* _PROBLEM DESCRIPTION_
Gather every line from the entries below that includes "Overall".

Records from a collection:
┄┄┄┄┄┄
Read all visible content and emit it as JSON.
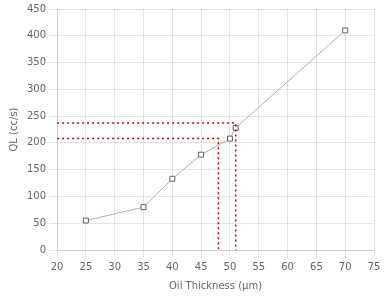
{
  "chart_data": {
    "type": "line",
    "xlabel": "Oil Thickness (μm)",
    "ylabel": "QL (cc/s)",
    "xlim": [
      20,
      75
    ],
    "ylim": [
      0,
      450
    ],
    "xticks": [
      20,
      25,
      30,
      35,
      40,
      45,
      50,
      55,
      60,
      65,
      70,
      75
    ],
    "yticks": [
      0,
      50,
      100,
      150,
      200,
      250,
      300,
      350,
      400,
      450
    ],
    "grid": true,
    "series": [
      {
        "x": [
          25,
          35,
          40,
          45,
          50,
          51,
          70
        ],
        "values": [
          55,
          80,
          133,
          178,
          208,
          228,
          410
        ],
        "color": "#b0b0b0",
        "marker": "square",
        "line_style": "solid"
      },
      {
        "x": [
          20,
          48,
          48
        ],
        "values": [
          208,
          208,
          0
        ],
        "color": "#cc0000",
        "line_style": "dotted"
      },
      {
        "x": [
          20,
          51,
          51
        ],
        "values": [
          237,
          237,
          0
        ],
        "color": "#cc0000",
        "line_style": "dotted"
      }
    ]
  }
}
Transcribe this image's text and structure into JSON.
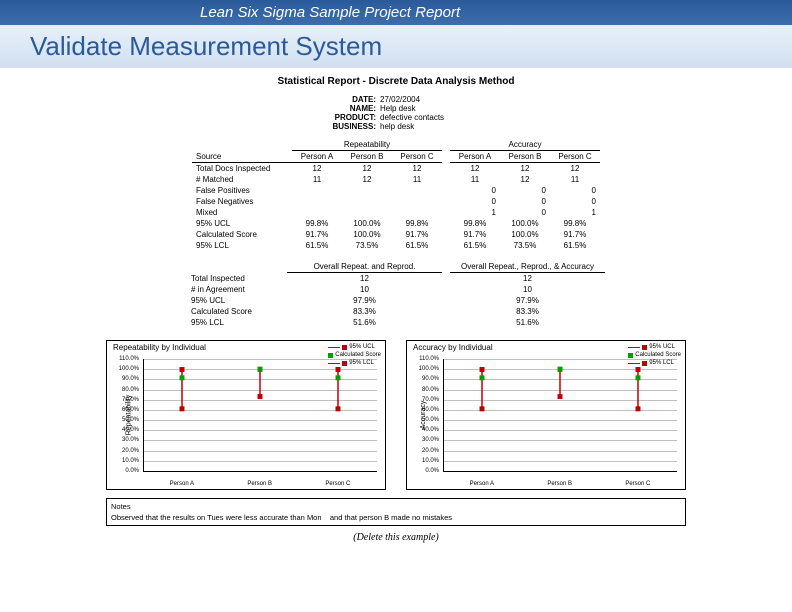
{
  "header": {
    "subtitle": "Lean Six Sigma Sample Project Report",
    "title": "Validate Measurement System"
  },
  "report": {
    "title": "Statistical Report - Discrete Data Analysis Method",
    "meta": {
      "date_label": "DATE:",
      "date": "27/02/2004",
      "name_label": "NAME:",
      "name": "Help desk",
      "product_label": "PRODUCT:",
      "product": "defective contacts",
      "business_label": "BUSINESS:",
      "business": "help desk"
    }
  },
  "table": {
    "group_headers": {
      "repeatability": "Repeatability",
      "accuracy": "Accuracy"
    },
    "col_headers": {
      "source": "Source",
      "pa": "Person A",
      "pb": "Person B",
      "pc": "Person C"
    },
    "rows": {
      "total_docs": {
        "label": "Total Docs Inspected",
        "r": [
          "12",
          "12",
          "12"
        ],
        "a": [
          "12",
          "12",
          "12"
        ]
      },
      "matched": {
        "label": "# Matched",
        "r": [
          "11",
          "12",
          "11"
        ],
        "a": [
          "11",
          "12",
          "11"
        ]
      },
      "false_pos": {
        "label": "False Positives",
        "r": [
          "",
          "",
          ""
        ],
        "a": [
          "0",
          "0",
          "0"
        ]
      },
      "false_neg": {
        "label": "False Negatives",
        "r": [
          "",
          "",
          ""
        ],
        "a": [
          "0",
          "0",
          "0"
        ]
      },
      "mixed": {
        "label": "Mixed",
        "r": [
          "",
          "",
          ""
        ],
        "a": [
          "1",
          "0",
          "1"
        ]
      },
      "ucl": {
        "label": "95% UCL",
        "r": [
          "99.8%",
          "100.0%",
          "99.8%"
        ],
        "a": [
          "99.8%",
          "100.0%",
          "99.8%"
        ]
      },
      "score": {
        "label": "Calculated Score",
        "r": [
          "91.7%",
          "100.0%",
          "91.7%"
        ],
        "a": [
          "91.7%",
          "100.0%",
          "91.7%"
        ]
      },
      "lcl": {
        "label": "95% LCL",
        "r": [
          "61.5%",
          "73.5%",
          "61.5%"
        ],
        "a": [
          "61.5%",
          "73.5%",
          "61.5%"
        ]
      }
    }
  },
  "summary": {
    "group_headers": {
      "rr": "Overall Repeat. and Reprod.",
      "rra": "Overall Repeat., Reprod., & Accuracy"
    },
    "rows": {
      "total": {
        "label": "Total Inspected",
        "rr": "12",
        "rra": "12"
      },
      "agree": {
        "label": "# in Agreement",
        "rr": "10",
        "rra": "10"
      },
      "ucl": {
        "label": "95% UCL",
        "rr": "97.9%",
        "rra": "97.9%"
      },
      "score": {
        "label": "Calculated Score",
        "rr": "83.3%",
        "rra": "83.3%"
      },
      "lcl": {
        "label": "95% LCL",
        "rr": "51.6%",
        "rra": "51.6%"
      }
    }
  },
  "charts": {
    "left": {
      "title": "Repeatability by Individual",
      "y_label": "Repeatability",
      "legend": {
        "ucl": "95% UCL",
        "score": "Calculated Score",
        "lcl": "95% LCL"
      },
      "colors": {
        "ucl": "#c00000",
        "score": "#00a000",
        "lcl": "#c00000",
        "marker": "#c00000"
      },
      "y_ticks": [
        "0.0%",
        "10.0%",
        "20.0%",
        "30.0%",
        "40.0%",
        "50.0%",
        "60.0%",
        "70.0%",
        "80.0%",
        "90.0%",
        "100.0%",
        "110.0%"
      ],
      "x_labels": [
        "Person A",
        "Person B",
        "Person C"
      ],
      "ylim": [
        0,
        110
      ],
      "series": {
        "ucl": [
          99.8,
          100.0,
          99.8
        ],
        "score": [
          91.7,
          100.0,
          91.7
        ],
        "lcl": [
          61.5,
          73.5,
          61.5
        ]
      }
    },
    "right": {
      "title": "Accuracy by Individual",
      "y_label": "Accuracy",
      "legend": {
        "ucl": "95% UCL",
        "score": "Calculated Score",
        "lcl": "95% LCL"
      },
      "colors": {
        "ucl": "#c00000",
        "score": "#00a000",
        "lcl": "#c00000",
        "marker": "#c00000"
      },
      "y_ticks": [
        "0.0%",
        "10.0%",
        "20.0%",
        "30.0%",
        "40.0%",
        "50.0%",
        "60.0%",
        "70.0%",
        "80.0%",
        "90.0%",
        "100.0%",
        "110.0%"
      ],
      "x_labels": [
        "Person A",
        "Person B",
        "Person C"
      ],
      "ylim": [
        0,
        110
      ],
      "series": {
        "ucl": [
          99.8,
          100.0,
          99.8
        ],
        "score": [
          91.7,
          100.0,
          91.7
        ],
        "lcl": [
          61.5,
          73.5,
          61.5
        ]
      }
    }
  },
  "notes": {
    "label": "Notes",
    "text1": "Observed that the results on Tues were less accurate than Mon",
    "text2": "and that person B made no mistakes"
  },
  "footer": {
    "delete": "(Delete this example)"
  }
}
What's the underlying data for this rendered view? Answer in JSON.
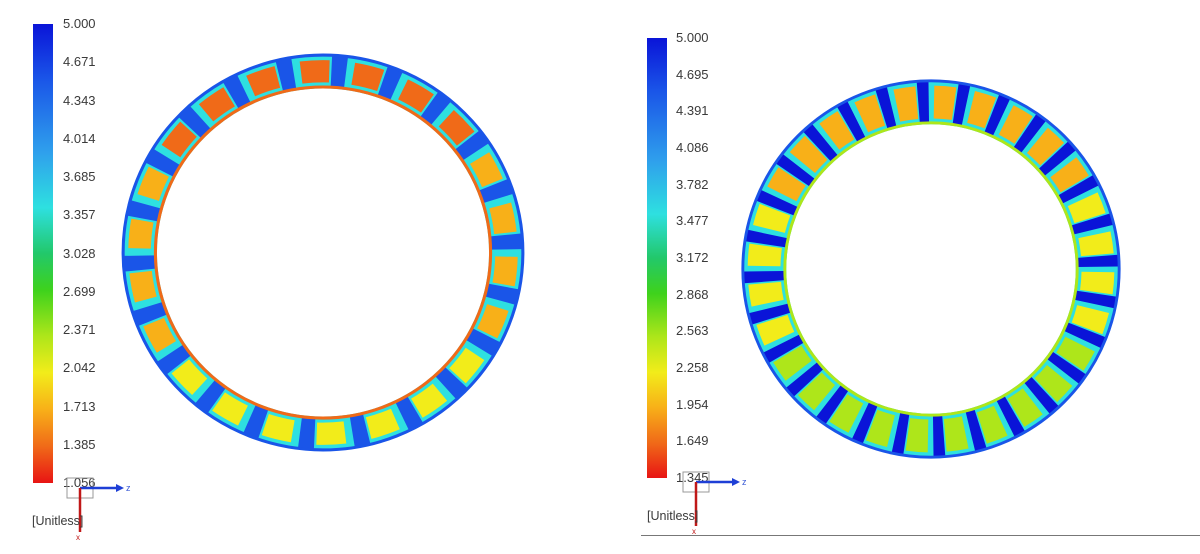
{
  "plots": [
    {
      "colorbar": {
        "ticks": [
          "5.000",
          "4.671",
          "4.343",
          "4.014",
          "3.685",
          "3.357",
          "3.028",
          "2.699",
          "2.371",
          "2.042",
          "1.713",
          "1.385",
          "1.056"
        ],
        "colors": [
          "#0a14d8",
          "#1a55e8",
          "#2fa0ec",
          "#2ee0e0",
          "#22c86a",
          "#3ed21c",
          "#aee61a",
          "#f2ec1a",
          "#f8b018",
          "#f06a18",
          "#e81414"
        ]
      },
      "unit": "[Unitless]",
      "axes": {
        "horizontal": "z",
        "vertical": "x"
      },
      "segments": 22
    },
    {
      "colorbar": {
        "ticks": [
          "5.000",
          "4.695",
          "4.391",
          "4.086",
          "3.782",
          "3.477",
          "3.172",
          "2.868",
          "2.563",
          "2.258",
          "1.954",
          "1.649",
          "1.345"
        ],
        "colors": [
          "#0a14d8",
          "#1a55e8",
          "#2fa0ec",
          "#2ee0e0",
          "#22c86a",
          "#3ed21c",
          "#aee61a",
          "#f2ec1a",
          "#f8b018",
          "#f06a18",
          "#e81414"
        ]
      },
      "unit": "[Unitless]",
      "axes": {
        "horizontal": "z",
        "vertical": "x"
      },
      "segments": 28
    }
  ]
}
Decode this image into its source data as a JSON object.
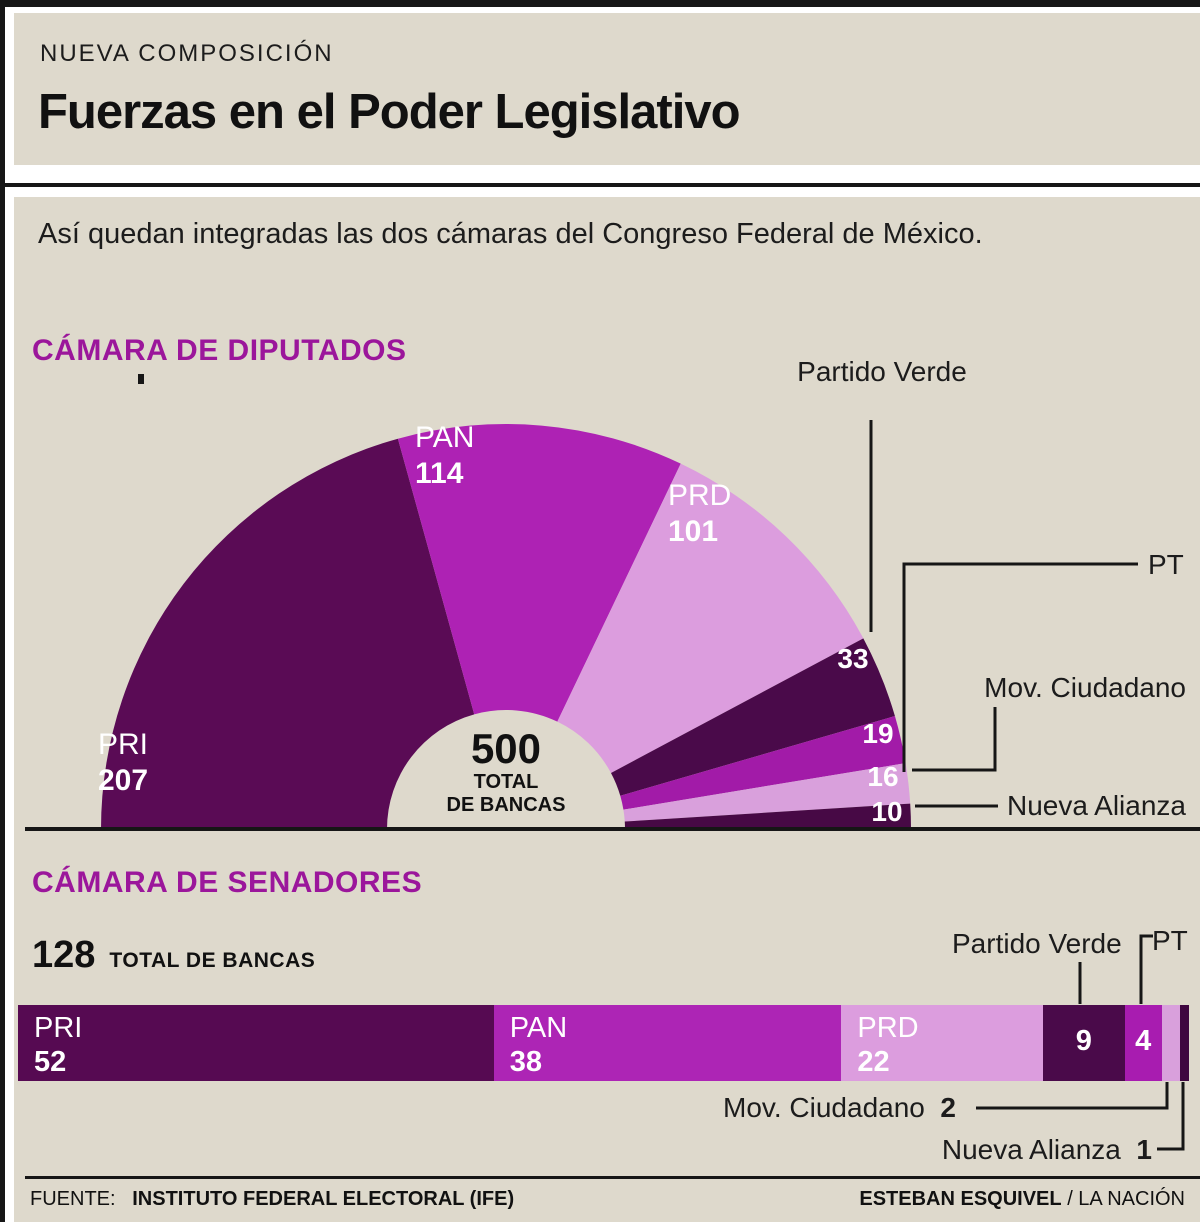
┄┄┄┄┄┄
* _CORRECT ANSWER_
      "rr": "Overall Repeat. and Reprod.",
      "rra": "Overall Repeat., Reprod., & Accuracy"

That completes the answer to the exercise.